#### LISTED RECORDS:

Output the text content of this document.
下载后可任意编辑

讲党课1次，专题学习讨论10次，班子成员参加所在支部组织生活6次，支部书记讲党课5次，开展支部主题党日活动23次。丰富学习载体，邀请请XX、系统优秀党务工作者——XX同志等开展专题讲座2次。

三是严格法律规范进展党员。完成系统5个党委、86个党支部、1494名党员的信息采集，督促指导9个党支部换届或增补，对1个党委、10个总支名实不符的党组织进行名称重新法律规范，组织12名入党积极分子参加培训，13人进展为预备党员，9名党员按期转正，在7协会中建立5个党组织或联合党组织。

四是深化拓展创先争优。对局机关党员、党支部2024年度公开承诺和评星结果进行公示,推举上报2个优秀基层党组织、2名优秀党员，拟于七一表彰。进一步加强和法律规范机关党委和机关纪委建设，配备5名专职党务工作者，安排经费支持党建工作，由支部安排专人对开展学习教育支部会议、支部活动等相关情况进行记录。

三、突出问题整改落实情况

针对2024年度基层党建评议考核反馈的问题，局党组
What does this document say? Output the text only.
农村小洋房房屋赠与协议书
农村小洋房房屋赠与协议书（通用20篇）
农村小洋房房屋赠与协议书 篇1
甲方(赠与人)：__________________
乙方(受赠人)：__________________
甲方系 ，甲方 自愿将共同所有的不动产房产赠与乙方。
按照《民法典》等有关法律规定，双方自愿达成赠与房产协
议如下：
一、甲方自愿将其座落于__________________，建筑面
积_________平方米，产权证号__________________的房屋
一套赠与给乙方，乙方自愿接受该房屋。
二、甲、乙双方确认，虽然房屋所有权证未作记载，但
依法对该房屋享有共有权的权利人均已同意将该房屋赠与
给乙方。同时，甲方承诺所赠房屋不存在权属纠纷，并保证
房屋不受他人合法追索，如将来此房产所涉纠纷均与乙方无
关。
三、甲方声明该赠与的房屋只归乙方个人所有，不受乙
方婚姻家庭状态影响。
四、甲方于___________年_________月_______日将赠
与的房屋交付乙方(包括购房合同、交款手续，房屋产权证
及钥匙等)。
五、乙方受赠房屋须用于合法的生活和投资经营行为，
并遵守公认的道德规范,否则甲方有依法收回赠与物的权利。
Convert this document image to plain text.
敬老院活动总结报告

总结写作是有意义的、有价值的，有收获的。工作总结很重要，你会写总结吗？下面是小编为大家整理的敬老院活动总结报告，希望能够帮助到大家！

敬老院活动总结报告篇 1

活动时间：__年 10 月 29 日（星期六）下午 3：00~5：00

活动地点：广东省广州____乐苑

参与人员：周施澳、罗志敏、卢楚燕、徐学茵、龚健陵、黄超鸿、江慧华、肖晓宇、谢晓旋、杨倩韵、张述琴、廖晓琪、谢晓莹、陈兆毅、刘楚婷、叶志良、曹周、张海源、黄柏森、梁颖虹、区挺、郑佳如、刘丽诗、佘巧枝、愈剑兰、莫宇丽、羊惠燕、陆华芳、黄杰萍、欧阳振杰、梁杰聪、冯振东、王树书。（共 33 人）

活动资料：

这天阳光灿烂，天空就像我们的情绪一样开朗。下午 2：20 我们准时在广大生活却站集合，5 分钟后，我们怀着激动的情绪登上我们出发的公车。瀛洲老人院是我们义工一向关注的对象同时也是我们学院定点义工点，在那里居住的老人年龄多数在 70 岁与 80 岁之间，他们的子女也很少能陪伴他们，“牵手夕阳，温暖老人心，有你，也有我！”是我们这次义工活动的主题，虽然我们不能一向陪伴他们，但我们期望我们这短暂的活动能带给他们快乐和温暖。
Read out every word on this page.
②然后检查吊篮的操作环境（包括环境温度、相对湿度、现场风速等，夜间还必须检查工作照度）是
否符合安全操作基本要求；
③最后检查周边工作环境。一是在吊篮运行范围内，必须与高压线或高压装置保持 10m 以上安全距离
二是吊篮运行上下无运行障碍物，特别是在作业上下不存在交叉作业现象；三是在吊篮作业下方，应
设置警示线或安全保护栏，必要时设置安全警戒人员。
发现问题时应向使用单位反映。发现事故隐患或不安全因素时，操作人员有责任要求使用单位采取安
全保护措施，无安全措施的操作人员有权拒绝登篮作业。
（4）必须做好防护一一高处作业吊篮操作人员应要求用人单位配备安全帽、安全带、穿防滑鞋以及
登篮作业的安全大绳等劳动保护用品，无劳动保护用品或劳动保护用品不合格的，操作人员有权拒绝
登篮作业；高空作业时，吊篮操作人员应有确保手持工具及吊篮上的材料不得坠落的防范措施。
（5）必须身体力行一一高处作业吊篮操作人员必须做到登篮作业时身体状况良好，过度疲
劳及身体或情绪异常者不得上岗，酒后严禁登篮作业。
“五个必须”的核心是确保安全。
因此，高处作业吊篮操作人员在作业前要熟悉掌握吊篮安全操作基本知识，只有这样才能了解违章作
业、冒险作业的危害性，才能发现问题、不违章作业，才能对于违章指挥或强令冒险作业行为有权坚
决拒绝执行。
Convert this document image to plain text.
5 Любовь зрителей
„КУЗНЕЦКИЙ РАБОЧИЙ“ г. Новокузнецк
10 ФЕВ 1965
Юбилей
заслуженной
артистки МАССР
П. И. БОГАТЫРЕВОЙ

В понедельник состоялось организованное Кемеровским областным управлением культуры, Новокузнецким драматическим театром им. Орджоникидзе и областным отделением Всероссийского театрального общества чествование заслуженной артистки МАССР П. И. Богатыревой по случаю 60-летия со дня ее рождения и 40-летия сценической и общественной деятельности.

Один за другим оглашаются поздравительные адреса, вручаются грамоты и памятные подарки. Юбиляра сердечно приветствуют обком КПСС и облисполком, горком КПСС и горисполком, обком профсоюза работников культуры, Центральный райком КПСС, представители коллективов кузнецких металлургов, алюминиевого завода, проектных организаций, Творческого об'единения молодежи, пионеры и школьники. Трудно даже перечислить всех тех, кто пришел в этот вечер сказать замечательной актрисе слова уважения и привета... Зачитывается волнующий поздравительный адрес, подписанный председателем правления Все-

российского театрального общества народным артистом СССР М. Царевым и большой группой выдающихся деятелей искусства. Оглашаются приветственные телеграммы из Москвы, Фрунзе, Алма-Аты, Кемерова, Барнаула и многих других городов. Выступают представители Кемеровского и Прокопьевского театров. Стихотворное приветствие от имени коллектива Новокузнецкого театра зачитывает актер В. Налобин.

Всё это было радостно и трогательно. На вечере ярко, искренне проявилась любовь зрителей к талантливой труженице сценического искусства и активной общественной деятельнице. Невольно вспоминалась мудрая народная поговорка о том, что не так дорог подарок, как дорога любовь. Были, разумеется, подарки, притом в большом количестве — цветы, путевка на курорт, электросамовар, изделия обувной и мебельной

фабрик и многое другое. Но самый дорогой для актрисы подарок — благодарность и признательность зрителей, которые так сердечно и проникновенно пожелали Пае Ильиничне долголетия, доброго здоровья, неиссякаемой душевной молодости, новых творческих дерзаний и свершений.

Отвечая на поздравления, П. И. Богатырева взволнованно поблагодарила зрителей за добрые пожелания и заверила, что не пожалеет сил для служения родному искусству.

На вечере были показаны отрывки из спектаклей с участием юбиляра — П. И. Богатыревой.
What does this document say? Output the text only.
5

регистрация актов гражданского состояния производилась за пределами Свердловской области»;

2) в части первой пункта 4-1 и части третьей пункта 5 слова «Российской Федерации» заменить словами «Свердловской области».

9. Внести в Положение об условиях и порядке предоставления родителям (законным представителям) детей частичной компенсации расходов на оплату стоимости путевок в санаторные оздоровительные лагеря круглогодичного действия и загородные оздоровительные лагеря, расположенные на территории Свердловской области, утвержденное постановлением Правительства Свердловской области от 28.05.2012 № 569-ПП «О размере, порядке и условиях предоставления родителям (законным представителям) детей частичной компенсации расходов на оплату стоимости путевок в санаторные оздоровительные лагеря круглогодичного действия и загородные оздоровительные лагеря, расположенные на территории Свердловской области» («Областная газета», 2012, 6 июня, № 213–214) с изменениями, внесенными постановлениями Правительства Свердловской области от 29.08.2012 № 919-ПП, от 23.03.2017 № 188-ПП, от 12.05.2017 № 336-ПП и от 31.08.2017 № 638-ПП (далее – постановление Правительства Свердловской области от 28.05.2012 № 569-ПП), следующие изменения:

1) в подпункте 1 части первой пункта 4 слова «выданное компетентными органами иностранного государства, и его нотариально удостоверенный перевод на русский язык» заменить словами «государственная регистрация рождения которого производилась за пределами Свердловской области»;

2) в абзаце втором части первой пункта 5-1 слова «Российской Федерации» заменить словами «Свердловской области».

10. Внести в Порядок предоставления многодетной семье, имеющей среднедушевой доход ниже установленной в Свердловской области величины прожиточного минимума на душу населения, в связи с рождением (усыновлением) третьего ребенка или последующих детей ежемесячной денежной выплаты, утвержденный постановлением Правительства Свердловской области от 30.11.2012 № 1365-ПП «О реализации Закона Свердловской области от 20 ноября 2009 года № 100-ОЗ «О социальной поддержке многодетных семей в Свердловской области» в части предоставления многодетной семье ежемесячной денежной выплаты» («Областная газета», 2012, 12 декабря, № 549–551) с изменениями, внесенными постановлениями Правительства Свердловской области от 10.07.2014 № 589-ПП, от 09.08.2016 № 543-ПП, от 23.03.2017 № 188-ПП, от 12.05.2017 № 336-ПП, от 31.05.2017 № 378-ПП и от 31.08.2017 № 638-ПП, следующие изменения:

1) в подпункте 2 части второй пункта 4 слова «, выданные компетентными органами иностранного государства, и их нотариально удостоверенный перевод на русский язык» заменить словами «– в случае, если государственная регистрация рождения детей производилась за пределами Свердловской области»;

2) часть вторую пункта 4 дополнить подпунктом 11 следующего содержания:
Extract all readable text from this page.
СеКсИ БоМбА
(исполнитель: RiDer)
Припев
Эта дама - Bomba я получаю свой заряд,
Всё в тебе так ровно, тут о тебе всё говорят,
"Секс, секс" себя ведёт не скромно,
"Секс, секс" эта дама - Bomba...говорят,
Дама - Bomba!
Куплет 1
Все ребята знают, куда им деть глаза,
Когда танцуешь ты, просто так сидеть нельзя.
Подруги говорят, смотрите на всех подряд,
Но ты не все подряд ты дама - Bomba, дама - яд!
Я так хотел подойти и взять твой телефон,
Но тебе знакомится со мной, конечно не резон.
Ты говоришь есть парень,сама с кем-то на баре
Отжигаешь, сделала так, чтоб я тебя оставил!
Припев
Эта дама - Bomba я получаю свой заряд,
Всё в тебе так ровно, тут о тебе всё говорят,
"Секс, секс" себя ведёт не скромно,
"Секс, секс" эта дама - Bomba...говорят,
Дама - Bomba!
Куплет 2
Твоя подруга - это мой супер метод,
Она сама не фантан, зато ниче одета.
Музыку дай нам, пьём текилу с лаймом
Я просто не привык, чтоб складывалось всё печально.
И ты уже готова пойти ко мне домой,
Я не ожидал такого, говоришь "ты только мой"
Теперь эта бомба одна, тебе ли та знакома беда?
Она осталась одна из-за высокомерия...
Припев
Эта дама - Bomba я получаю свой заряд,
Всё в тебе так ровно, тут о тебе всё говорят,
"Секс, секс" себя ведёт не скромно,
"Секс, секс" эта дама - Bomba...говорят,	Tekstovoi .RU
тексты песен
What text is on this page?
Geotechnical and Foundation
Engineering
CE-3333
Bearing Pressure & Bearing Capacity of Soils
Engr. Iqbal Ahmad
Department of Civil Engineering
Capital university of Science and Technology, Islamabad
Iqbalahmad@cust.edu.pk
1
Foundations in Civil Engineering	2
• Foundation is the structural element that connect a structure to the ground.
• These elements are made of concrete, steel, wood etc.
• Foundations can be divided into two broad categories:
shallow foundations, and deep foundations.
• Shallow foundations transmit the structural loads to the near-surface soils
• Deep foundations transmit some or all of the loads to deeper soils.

#### TASK TO CARRY OUT:
Return all lines of the material above in which the word "искусства" occurs.

#### SOLUTION TO THE EXERCISE:
российского театрального общества народным артистом СССР М. Царевым и большой группой выдающихся деятелей искусства. Оглашаются приветственные телеграммы из Москвы, Фрунзе, Алма-Аты, Кемерова, Барнаула и многих других городов. Выступают представители Кемеровского и Прокопьевского театров. Стихотворное приветствие от имени коллектива Новокузнецкого театра зачитывает актер В. Налобин.
Всё это было радостно и трогательно. На вечере ярко, искренне проявилась любовь зрителей к талантливой труженице сценического искусства и активной общественной деятельнице. Невольно вспоминалась мудрая народная поговорка о том, что не так дорог подарок, как дорога любовь. Были, разумеется, подарки, притом в большом количестве — цветы, путевка на курорт, электросамовар, изделия обувной и мебельной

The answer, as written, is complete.